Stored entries
[Start]

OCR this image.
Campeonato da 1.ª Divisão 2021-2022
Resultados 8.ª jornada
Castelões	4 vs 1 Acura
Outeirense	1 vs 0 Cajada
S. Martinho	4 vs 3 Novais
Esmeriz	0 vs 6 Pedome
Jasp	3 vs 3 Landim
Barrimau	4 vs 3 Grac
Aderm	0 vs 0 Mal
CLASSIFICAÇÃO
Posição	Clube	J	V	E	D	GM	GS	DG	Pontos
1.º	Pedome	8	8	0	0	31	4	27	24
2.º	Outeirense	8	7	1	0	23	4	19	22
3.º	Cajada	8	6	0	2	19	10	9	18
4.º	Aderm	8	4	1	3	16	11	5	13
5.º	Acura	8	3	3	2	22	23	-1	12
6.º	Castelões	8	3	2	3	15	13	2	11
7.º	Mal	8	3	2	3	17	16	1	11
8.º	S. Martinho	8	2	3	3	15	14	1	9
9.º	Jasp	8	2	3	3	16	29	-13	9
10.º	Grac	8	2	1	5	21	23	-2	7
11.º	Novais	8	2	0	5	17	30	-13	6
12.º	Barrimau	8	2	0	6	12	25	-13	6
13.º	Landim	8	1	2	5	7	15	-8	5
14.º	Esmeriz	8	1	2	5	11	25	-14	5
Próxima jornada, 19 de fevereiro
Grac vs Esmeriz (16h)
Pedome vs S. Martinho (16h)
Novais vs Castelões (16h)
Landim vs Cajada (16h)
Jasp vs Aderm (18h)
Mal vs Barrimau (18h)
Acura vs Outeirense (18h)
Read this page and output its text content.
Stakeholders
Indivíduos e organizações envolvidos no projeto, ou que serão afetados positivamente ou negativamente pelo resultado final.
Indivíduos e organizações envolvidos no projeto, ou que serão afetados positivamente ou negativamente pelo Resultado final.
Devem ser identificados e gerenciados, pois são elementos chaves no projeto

[End]

WHAT THE EXERCISE ASKS: Look through the entries above and report the number of lines that contain "Acura". Write only the number.

ANSWER TO THE PROBLEM: 3